* INPUT
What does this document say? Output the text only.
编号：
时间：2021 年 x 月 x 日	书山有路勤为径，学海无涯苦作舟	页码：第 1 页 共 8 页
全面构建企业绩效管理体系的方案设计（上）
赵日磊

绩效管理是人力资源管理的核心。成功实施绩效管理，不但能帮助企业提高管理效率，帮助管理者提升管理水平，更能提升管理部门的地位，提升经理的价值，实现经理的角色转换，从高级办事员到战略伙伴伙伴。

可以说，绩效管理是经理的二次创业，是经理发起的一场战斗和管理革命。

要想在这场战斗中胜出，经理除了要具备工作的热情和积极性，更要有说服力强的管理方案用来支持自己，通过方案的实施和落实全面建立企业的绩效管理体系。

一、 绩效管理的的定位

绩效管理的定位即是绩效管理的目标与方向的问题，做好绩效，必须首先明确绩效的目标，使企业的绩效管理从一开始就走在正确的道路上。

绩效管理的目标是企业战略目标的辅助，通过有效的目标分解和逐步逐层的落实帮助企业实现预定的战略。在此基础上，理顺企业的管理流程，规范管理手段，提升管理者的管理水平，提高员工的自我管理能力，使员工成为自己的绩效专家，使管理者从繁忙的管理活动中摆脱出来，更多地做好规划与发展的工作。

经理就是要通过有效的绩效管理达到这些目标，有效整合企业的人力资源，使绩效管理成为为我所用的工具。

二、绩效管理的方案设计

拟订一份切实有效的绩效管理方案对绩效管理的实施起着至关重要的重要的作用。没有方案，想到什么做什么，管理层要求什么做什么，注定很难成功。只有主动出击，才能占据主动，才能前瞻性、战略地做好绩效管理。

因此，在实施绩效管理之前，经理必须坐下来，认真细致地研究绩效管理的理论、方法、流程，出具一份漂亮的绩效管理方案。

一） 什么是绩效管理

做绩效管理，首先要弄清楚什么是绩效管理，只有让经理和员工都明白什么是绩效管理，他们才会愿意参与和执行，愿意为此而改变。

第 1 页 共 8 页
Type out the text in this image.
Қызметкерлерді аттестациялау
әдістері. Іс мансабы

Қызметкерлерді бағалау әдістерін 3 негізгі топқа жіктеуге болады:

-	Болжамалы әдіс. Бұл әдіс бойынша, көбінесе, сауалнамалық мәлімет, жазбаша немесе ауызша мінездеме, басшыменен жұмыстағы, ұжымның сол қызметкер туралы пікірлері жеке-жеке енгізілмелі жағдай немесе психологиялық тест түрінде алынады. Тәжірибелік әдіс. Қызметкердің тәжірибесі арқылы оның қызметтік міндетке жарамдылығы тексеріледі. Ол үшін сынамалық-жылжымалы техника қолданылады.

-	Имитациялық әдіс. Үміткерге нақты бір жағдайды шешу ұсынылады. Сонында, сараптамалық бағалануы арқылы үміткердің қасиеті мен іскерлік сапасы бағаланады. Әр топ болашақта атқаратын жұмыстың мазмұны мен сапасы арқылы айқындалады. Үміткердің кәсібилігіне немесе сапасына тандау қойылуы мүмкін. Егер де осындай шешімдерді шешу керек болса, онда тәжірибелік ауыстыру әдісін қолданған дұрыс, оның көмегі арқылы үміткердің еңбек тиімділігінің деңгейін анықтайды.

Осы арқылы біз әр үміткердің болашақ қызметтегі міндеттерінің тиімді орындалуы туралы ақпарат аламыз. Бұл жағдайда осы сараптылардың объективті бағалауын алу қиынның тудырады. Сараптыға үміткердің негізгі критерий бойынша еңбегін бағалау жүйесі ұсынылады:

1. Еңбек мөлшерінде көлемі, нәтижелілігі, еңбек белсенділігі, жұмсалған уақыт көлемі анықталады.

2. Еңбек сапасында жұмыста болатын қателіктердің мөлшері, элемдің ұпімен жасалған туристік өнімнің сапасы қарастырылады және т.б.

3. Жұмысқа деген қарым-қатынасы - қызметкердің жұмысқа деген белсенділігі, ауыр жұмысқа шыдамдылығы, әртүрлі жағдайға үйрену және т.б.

* WHAT YOU HAVE TO DO
Tally the lines of the preceding listing in which the word "Қызметкерлерді" appears; state nothing but the total.

* RESPONSE TO THE TASK
2